[Task requirements]: For every line in the records below that holds "SigA", make a copy.

Dataset records
--- START ---
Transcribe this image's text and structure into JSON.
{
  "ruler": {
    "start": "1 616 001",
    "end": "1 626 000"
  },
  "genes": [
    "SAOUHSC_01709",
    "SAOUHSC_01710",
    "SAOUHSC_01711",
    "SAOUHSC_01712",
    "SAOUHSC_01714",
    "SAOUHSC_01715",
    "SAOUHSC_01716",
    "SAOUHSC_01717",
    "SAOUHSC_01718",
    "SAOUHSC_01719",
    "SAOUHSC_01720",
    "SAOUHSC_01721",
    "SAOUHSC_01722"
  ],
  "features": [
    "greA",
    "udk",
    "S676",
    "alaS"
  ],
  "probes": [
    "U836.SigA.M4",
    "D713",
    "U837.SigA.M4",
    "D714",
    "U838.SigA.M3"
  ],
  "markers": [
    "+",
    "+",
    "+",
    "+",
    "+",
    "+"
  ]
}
--- END ---
[Task solution]:
    "U836.SigA.M4",
    "U837.SigA.M4",
    "U838.SigA.M3"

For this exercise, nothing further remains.